* WORK TO DO *
Your task is to write out the complete listing exactly as it is shown.

— Begin —

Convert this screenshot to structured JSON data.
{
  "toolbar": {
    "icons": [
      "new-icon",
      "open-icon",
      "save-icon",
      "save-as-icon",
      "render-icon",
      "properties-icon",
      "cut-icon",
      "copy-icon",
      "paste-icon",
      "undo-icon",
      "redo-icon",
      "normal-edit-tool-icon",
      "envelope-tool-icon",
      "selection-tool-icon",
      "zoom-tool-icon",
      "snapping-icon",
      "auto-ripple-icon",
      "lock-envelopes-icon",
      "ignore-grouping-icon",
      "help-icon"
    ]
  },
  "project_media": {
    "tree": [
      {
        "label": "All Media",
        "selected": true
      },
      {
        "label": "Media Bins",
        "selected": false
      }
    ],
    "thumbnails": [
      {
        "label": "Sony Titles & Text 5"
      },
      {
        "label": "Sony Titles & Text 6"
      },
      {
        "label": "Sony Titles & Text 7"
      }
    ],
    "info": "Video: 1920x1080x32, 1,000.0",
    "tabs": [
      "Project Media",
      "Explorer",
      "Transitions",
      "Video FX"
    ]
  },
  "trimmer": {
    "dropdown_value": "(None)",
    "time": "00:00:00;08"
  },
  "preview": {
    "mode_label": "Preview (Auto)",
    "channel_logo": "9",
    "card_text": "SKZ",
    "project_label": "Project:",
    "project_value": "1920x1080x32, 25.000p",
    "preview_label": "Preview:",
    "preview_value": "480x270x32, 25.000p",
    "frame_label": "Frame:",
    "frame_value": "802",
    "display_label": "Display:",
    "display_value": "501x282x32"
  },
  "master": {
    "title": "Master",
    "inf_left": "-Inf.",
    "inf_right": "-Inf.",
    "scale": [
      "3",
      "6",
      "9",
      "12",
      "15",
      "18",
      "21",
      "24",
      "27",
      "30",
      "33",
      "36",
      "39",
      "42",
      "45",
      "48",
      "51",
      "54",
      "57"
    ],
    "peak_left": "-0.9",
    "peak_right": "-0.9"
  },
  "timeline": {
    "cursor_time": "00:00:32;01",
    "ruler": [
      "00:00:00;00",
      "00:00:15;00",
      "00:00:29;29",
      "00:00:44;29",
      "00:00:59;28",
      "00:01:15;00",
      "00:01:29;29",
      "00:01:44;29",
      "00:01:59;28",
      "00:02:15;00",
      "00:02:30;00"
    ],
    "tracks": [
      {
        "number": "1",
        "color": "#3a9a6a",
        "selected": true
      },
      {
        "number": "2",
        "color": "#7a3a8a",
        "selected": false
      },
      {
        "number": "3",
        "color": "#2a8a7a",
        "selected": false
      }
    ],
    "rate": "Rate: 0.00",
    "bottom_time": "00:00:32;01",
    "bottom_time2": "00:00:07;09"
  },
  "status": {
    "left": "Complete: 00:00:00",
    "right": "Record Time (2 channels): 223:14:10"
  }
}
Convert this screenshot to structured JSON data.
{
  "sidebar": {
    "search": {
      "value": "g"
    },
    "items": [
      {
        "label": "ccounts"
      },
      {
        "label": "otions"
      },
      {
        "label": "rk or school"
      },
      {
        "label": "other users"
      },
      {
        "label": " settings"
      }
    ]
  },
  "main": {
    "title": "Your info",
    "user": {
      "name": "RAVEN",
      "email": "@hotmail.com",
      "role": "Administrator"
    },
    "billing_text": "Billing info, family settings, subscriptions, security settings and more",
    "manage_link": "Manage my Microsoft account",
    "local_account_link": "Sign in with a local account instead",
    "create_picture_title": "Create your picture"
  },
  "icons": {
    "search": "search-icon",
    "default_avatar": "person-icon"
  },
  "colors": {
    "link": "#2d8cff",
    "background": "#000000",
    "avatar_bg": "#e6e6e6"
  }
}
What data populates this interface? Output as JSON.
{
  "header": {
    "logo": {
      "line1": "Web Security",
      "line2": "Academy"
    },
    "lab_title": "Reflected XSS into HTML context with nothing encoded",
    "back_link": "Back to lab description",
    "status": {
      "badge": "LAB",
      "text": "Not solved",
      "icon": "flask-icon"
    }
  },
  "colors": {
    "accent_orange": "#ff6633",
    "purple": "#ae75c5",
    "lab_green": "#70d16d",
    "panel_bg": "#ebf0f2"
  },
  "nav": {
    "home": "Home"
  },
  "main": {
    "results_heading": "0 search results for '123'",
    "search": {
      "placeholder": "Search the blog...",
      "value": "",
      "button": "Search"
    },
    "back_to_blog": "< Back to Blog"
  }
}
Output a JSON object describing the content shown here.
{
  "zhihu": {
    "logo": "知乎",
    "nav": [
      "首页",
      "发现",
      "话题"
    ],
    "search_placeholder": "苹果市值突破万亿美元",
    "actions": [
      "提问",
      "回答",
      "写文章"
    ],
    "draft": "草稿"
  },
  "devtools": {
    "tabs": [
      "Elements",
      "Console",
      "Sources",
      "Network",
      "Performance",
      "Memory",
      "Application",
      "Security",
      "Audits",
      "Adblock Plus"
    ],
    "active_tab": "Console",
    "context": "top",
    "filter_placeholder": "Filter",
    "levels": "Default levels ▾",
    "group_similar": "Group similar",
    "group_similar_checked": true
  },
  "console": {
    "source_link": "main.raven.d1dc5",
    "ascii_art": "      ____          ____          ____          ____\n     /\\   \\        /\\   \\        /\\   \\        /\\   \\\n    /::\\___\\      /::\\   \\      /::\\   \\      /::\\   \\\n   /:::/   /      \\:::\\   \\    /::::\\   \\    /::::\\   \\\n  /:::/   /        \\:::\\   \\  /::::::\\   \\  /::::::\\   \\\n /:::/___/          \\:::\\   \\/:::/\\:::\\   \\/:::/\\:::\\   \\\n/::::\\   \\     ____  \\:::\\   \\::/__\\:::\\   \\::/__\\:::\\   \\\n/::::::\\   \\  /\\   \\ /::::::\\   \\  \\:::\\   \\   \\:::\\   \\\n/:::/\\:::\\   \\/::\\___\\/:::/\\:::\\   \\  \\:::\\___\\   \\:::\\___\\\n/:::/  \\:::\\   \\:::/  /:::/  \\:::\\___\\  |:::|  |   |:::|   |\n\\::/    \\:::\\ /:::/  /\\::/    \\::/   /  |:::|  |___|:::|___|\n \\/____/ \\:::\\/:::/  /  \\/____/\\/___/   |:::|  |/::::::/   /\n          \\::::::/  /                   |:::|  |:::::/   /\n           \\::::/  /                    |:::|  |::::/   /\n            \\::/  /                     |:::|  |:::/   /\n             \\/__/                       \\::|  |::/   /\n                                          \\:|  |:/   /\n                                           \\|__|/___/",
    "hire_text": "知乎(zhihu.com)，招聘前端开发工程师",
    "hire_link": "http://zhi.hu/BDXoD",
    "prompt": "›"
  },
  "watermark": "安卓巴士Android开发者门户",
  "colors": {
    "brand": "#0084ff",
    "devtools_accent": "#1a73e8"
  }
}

— End —

* RESPONSE TO THE TASK *
Convert this screenshot to structured JSON data.
{
  "toolbar": {
    "icons": [
      "new-icon",
      "open-icon",
      "save-icon",
      "save-as-icon",
      "render-icon",
      "properties-icon",
      "cut-icon",
      "copy-icon",
      "paste-icon",
      "undo-icon",
      "redo-icon",
      "normal-edit-tool-icon",
      "envelope-tool-icon",
      "selection-tool-icon",
      "zoom-tool-icon",
      "snapping-icon",
      "auto-ripple-icon",
      "lock-envelopes-icon",
      "ignore-grouping-icon",
      "help-icon"
    ]
  },
  "project_media": {
    "tree": [
      {
        "label": "All Media",
        "selected": true
      },
      {
        "label": "Media Bins",
        "selected": false
      }
    ],
    "thumbnails": [
      {
        "label": "Sony Titles & Text 5"
      },
      {
        "label": "Sony Titles & Text 6"
      },
      {
        "label": "Sony Titles & Text 7"
      }
    ],
    "info": "Video: 1920x1080x32, 1,000.0",
    "tabs": [
      "Project Media",
      "Explorer",
      "Transitions",
      "Video FX"
    ]
  },
  "trimmer": {
    "dropdown_value": "(None)",
    "time": "00:00:00;08"
  },
  "preview": {
    "mode_label": "Preview (Auto)",
    "channel_logo": "9",
    "card_text": "SKZ",
    "project_label": "Project:",
    "project_value": "1920x1080x32, 25.000p",
    "preview_label": "Preview:",
    "preview_value": "480x270x32, 25.000p",
    "frame_label": "Frame:",
    "frame_value": "802",
    "display_label": "Display:",
    "display_value": "501x282x32"
  },
  "master": {
    "title": "Master",
    "inf_left": "-Inf.",
    "inf_right": "-Inf.",
    "scale": [
      "3",
      "6",
      "9",
      "12",
      "15",
      "18",
      "21",
      "24",
      "27",
      "30",
      "33",
      "36",
      "39",
      "42",
      "45",
      "48",
      "51",
      "54",
      "57"
    ],
    "peak_left": "-0.9",
    "peak_right": "-0.9"
  },
  "timeline": {
    "cursor_time": "00:00:32;01",
    "ruler": [
      "00:00:00;00",
      "00:00:15;00",
      "00:00:29;29",
      "00:00:44;29",
      "00:00:59;28",
      "00:01:15;00",
      "00:01:29;29",
      "00:01:44;29",
      "00:01:59;28",
      "00:02:15;00",
      "00:02:30;00"
    ],
    "tracks": [
      {
        "number": "1",
        "color": "#3a9a6a",
        "selected": true
      },
      {
        "number": "2",
        "color": "#7a3a8a",
        "selected": false
      },
      {
        "number": "3",
        "color": "#2a8a7a",
        "selected": false
      }
    ],
    "rate": "Rate: 0.00",
    "bottom_time": "00:00:32;01",
    "bottom_time2": "00:00:07;09"
  },
  "status": {
    "left": "Complete: 00:00:00",
    "right": "Record Time (2 channels): 223:14:10"
  }
}
Convert this screenshot to structured JSON data.
{
  "sidebar": {
    "search": {
      "value": "g"
    },
    "items": [
      {
        "label": "ccounts"
      },
      {
        "label": "otions"
      },
      {
        "label": "rk or school"
      },
      {
        "label": "other users"
      },
      {
        "label": " settings"
      }
    ]
  },
  "main": {
    "title": "Your info",
    "user": {
      "name": "RAVEN",
      "email": "@hotmail.com",
      "role": "Administrator"
    },
    "billing_text": "Billing info, family settings, subscriptions, security settings and more",
    "manage_link": "Manage my Microsoft account",
    "local_account_link": "Sign in with a local account instead",
    "create_picture_title": "Create your picture"
  },
  "icons": {
    "search": "search-icon",
    "default_avatar": "person-icon"
  },
  "colors": {
    "link": "#2d8cff",
    "background": "#000000",
    "avatar_bg": "#e6e6e6"
  }
}
What data populates this interface? Output as JSON.
{
  "header": {
    "logo": {
      "line1": "Web Security",
      "line2": "Academy"
    },
    "lab_title": "Reflected XSS into HTML context with nothing encoded",
    "back_link": "Back to lab description",
    "status": {
      "badge": "LAB",
      "text": "Not solved",
      "icon": "flask-icon"
    }
  },
  "colors": {
    "accent_orange": "#ff6633",
    "purple": "#ae75c5",
    "lab_green": "#70d16d",
    "panel_bg": "#ebf0f2"
  },
  "nav": {
    "home": "Home"
  },
  "main": {
    "results_heading": "0 search results for '123'",
    "search": {
      "placeholder": "Search the blog...",
      "value": "",
      "button": "Search"
    },
    "back_to_blog": "< Back to Blog"
  }
}
Output a JSON object describing the content shown here.
{
  "zhihu": {
    "logo": "知乎",
    "nav": [
      "首页",
      "发现",
      "话题"
    ],
    "search_placeholder": "苹果市值突破万亿美元",
    "actions": [
      "提问",
      "回答",
      "写文章"
    ],
    "draft": "草稿"
  },
  "devtools": {
    "tabs": [
      "Elements",
      "Console",
      "Sources",
      "Network",
      "Performance",
      "Memory",
      "Application",
      "Security",
      "Audits",
      "Adblock Plus"
    ],
    "active_tab": "Console",
    "context": "top",
    "filter_placeholder": "Filter",
    "levels": "Default levels ▾",
    "group_similar": "Group similar",
    "group_similar_checked": true
  },
  "console": {
    "source_link": "main.raven.d1dc5",
    "ascii_art": "      ____          ____          ____          ____\n     /\\   \\        /\\   \\        /\\   \\        /\\   \\\n    /::\\___\\      /::\\   \\      /::\\   \\      /::\\   \\\n   /:::/   /      \\:::\\   \\    /::::\\   \\    /::::\\   \\\n  /:::/   /        \\:::\\   \\  /::::::\\   \\  /::::::\\   \\\n /:::/___/          \\:::\\   \\/:::/\\:::\\   \\/:::/\\:::\\   \\\n/::::\\   \\     ____  \\:::\\   \\::/__\\:::\\   \\::/__\\:::\\   \\\n/::::::\\   \\  /\\   \\ /::::::\\   \\  \\:::\\   \\   \\:::\\   \\\n/:::/\\:::\\   \\/::\\___\\/:::/\\:::\\   \\  \\:::\\___\\   \\:::\\___\\\n/:::/  \\:::\\   \\:::/  /:::/  \\:::\\___\\  |:::|  |   |:::|   |\n\\::/    \\:::\\ /:::/  /\\::/    \\::/   /  |:::|  |___|:::|___|\n \\/____/ \\:::\\/:::/  /  \\/____/\\/___/   |:::|  |/::::::/   /\n          \\::::::/  /                   |:::|  |:::::/   /\n           \\::::/  /                    |:::|  |::::/   /\n            \\::/  /                     |:::|  |:::/   /\n             \\/__/                       \\::|  |::/   /\n                                          \\:|  |:/   /\n                                           \\|__|/___/",
    "hire_text": "知乎(zhihu.com)，招聘前端开发工程师",
    "hire_link": "http://zhi.hu/BDXoD",
    "prompt": "›"
  },
  "watermark": "安卓巴士Android开发者门户",
  "colors": {
    "brand": "#0084ff",
    "devtools_accent": "#1a73e8"
  }
}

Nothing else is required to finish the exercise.